▸ **Record extracts**
|---|
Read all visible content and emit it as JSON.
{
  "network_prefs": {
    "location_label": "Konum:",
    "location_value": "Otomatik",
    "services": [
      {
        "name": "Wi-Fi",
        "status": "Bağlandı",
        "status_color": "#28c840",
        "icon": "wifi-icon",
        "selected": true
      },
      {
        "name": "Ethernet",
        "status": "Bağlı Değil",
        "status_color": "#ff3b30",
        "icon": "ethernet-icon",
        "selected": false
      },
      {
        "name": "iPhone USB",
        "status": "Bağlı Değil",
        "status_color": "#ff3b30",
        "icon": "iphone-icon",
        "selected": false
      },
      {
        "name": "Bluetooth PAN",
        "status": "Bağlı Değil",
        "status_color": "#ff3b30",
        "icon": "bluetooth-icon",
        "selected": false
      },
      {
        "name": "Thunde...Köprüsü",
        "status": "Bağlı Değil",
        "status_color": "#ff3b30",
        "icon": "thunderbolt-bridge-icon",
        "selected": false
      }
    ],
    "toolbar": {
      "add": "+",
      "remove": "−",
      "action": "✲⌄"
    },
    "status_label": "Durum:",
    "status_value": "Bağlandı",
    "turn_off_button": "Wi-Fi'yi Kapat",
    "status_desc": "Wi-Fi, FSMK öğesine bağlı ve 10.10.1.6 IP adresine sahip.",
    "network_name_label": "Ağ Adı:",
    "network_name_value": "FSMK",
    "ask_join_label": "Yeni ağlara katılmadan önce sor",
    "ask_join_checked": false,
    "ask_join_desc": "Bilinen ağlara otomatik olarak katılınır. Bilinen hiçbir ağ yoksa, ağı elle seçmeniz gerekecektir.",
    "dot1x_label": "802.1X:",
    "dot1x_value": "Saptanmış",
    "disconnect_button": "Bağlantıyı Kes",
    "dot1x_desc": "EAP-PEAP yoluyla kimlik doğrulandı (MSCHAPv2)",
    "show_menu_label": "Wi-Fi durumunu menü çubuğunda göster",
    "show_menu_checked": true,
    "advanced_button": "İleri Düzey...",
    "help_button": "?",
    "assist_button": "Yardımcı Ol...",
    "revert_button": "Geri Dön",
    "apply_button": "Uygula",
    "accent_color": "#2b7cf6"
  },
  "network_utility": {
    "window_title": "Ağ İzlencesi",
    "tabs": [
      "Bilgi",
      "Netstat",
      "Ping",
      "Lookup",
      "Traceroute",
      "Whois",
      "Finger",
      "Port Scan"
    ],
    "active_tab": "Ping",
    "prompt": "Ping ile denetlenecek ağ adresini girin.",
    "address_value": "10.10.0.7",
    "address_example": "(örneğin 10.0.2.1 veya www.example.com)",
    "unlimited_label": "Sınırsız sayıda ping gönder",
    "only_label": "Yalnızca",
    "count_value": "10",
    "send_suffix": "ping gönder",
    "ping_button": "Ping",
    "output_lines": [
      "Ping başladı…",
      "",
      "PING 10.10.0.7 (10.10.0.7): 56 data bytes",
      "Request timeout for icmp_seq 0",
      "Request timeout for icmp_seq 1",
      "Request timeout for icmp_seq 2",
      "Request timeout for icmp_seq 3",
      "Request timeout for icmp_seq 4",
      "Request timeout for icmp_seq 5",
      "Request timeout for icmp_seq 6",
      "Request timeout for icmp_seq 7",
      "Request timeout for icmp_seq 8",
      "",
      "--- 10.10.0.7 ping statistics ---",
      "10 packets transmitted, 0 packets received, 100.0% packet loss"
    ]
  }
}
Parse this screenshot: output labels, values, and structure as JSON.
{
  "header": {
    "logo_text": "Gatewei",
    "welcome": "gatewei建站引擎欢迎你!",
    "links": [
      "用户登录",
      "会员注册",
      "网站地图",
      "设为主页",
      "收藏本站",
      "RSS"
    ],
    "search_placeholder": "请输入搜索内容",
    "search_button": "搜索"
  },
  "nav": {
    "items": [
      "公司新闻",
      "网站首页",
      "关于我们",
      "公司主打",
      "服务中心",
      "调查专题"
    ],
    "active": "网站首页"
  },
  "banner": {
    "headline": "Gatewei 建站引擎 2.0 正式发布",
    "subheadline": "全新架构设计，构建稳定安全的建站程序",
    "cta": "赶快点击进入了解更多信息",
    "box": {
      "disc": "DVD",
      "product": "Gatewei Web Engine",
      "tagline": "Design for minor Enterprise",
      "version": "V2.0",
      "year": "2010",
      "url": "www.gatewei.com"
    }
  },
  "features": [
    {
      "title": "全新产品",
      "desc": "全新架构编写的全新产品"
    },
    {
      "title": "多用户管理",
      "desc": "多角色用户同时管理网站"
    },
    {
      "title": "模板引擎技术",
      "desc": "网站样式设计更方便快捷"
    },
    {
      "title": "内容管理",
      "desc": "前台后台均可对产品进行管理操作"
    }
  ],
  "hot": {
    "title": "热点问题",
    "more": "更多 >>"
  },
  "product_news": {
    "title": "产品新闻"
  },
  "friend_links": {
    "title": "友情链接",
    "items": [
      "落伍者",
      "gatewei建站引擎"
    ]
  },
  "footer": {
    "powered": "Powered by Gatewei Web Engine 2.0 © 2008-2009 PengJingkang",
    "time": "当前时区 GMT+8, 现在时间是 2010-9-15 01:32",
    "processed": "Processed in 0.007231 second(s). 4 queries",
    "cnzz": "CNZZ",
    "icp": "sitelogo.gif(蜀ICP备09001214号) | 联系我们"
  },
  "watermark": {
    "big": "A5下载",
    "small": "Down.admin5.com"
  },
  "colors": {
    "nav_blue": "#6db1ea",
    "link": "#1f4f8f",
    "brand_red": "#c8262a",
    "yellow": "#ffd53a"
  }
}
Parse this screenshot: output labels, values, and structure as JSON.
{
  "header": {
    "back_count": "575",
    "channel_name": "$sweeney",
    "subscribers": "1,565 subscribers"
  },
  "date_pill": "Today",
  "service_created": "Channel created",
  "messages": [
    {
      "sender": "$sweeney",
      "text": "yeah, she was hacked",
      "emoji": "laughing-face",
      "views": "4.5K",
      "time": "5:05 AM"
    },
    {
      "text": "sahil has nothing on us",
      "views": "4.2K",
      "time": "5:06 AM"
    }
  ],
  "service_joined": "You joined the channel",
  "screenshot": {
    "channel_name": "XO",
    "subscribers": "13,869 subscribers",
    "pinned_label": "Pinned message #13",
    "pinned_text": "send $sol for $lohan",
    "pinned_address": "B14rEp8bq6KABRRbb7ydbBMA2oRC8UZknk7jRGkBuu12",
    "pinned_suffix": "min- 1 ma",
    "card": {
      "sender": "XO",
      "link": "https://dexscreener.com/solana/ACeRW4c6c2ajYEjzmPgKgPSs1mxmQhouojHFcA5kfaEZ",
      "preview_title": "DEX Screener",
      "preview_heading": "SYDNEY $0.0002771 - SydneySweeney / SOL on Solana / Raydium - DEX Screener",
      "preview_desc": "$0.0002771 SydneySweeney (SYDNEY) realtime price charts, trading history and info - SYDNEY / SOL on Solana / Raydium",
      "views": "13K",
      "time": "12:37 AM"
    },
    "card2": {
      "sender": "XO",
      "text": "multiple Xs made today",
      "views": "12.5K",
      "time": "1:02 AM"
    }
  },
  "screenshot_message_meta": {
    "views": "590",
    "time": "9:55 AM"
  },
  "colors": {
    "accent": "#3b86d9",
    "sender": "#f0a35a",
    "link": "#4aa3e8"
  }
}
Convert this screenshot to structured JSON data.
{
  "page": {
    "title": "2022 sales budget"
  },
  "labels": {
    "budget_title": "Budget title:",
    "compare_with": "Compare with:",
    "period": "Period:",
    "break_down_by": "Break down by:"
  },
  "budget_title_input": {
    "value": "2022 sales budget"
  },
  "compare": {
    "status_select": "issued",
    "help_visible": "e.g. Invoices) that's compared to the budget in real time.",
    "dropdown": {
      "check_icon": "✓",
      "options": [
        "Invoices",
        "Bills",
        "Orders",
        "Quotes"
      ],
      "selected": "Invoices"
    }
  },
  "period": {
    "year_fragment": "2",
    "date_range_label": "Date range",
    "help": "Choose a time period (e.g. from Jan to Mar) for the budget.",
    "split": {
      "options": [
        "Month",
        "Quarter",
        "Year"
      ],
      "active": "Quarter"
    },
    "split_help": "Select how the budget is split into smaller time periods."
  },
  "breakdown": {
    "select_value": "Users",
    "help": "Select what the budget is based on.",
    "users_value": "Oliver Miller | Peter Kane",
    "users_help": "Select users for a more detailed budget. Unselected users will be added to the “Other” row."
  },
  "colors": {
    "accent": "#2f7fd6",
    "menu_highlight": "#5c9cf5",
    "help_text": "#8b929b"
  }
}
|---|
▸ **Goal**
Give only the count of lines in which the string "true" appears.

▸ **Exercise response**
2